►

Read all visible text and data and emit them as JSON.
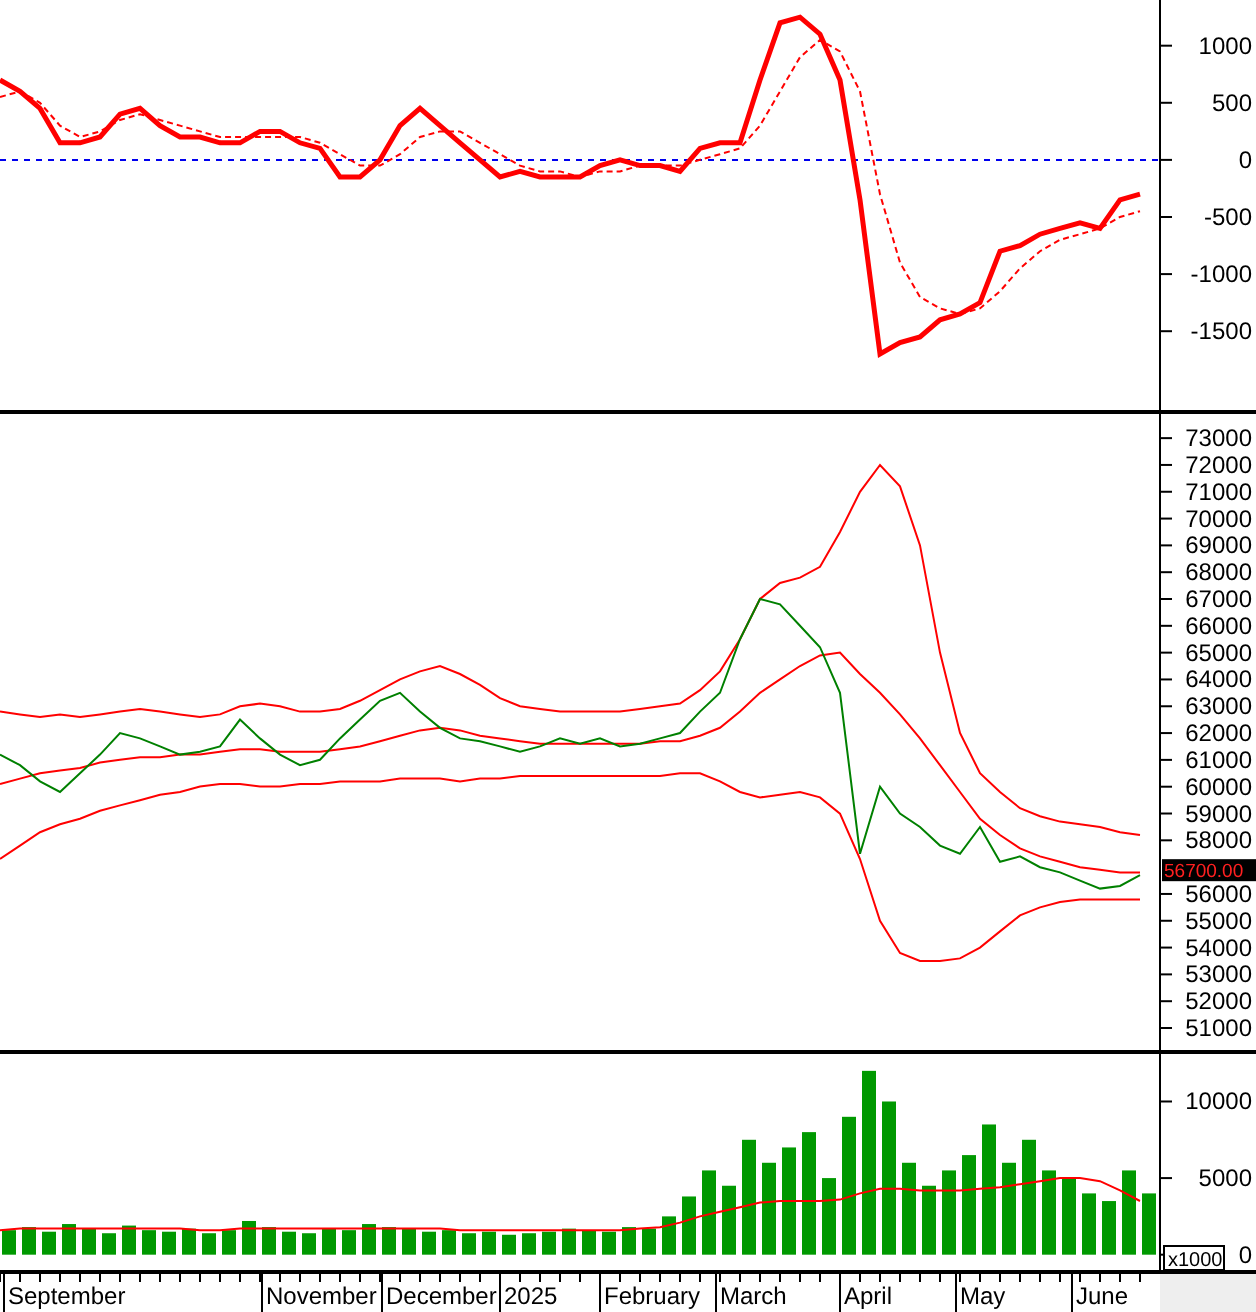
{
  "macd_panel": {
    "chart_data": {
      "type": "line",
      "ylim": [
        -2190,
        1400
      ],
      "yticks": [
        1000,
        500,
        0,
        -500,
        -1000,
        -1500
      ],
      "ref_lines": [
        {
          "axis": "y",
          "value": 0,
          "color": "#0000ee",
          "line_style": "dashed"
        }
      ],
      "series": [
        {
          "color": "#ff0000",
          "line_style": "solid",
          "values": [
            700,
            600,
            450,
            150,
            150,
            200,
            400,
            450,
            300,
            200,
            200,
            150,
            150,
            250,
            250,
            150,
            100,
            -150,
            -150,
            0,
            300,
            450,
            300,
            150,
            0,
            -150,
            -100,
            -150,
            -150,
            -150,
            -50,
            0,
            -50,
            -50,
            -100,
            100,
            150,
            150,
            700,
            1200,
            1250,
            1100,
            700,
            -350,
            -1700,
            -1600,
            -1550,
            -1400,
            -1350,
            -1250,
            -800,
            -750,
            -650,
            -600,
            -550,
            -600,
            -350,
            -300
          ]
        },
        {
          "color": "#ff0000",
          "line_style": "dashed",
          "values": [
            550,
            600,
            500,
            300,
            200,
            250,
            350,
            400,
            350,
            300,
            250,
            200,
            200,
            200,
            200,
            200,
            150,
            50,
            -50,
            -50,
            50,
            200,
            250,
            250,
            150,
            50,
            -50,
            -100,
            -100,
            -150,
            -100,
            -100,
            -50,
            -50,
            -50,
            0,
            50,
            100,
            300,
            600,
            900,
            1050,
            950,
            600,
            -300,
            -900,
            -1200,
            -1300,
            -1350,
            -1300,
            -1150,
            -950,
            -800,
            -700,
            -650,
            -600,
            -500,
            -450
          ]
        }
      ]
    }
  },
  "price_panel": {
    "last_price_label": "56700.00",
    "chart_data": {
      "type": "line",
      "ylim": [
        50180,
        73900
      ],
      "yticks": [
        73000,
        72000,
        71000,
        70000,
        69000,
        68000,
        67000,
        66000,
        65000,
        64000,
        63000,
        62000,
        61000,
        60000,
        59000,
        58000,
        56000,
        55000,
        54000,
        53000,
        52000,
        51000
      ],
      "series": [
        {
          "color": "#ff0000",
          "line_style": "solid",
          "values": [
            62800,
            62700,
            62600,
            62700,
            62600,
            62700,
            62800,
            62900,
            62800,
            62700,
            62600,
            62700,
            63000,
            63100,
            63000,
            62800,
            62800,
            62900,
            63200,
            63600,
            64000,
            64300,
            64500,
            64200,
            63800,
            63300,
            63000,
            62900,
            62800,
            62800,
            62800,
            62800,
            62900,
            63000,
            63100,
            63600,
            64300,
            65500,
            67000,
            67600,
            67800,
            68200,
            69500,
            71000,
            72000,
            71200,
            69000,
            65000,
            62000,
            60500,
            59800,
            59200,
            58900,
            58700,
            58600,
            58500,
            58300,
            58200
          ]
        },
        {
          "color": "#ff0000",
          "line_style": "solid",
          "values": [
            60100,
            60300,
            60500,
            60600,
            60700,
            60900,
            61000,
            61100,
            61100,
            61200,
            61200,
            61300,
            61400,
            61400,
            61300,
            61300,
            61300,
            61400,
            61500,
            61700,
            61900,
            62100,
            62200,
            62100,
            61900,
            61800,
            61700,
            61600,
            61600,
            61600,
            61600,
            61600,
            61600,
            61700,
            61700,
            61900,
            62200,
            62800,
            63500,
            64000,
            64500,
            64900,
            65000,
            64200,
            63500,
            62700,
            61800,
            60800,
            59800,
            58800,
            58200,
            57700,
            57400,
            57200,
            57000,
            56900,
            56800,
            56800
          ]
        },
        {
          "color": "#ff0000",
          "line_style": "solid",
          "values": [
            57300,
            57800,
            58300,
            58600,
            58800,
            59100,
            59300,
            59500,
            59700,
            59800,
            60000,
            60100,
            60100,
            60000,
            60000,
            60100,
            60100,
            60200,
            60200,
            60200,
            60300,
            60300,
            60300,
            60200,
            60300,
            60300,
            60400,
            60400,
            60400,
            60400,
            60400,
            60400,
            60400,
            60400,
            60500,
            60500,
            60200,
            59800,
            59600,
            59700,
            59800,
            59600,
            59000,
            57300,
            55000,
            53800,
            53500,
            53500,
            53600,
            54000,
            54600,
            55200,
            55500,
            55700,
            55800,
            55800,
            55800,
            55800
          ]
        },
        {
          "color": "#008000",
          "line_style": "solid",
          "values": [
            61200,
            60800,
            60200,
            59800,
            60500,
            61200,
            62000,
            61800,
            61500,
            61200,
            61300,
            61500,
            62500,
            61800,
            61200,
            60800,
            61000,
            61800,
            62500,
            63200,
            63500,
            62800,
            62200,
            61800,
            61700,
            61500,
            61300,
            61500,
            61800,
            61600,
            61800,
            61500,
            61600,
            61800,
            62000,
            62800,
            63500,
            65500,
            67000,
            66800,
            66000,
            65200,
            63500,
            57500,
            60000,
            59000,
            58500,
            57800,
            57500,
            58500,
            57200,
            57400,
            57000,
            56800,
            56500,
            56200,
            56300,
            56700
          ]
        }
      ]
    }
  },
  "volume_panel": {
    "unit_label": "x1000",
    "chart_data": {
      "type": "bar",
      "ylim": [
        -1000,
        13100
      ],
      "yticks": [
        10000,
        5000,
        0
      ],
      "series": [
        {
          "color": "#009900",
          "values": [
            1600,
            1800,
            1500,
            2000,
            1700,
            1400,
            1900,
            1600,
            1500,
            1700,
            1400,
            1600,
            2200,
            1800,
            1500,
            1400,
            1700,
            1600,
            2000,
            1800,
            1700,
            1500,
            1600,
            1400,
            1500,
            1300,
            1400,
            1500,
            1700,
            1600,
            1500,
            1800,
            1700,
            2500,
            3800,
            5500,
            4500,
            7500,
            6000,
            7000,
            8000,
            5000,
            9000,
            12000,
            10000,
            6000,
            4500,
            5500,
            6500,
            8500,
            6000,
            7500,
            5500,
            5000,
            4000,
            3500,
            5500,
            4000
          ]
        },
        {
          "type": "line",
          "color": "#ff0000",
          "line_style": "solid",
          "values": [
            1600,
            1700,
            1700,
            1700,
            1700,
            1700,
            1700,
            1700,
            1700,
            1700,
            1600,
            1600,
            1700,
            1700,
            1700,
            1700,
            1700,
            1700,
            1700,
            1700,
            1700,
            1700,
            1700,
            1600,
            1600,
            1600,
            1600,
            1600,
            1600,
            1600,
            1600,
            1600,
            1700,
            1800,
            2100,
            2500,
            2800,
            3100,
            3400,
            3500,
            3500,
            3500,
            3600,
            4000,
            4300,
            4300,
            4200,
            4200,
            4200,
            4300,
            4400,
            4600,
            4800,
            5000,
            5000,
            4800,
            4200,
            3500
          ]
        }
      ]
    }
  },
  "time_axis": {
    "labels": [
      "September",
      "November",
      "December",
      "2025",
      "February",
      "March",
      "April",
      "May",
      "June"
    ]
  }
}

◄

### The task:
Pull out every line of the records above that contains the word "type".

### Response for this exercise:
      "type": "line",
      "type": "line",
      "type": "bar",
          "type": "line",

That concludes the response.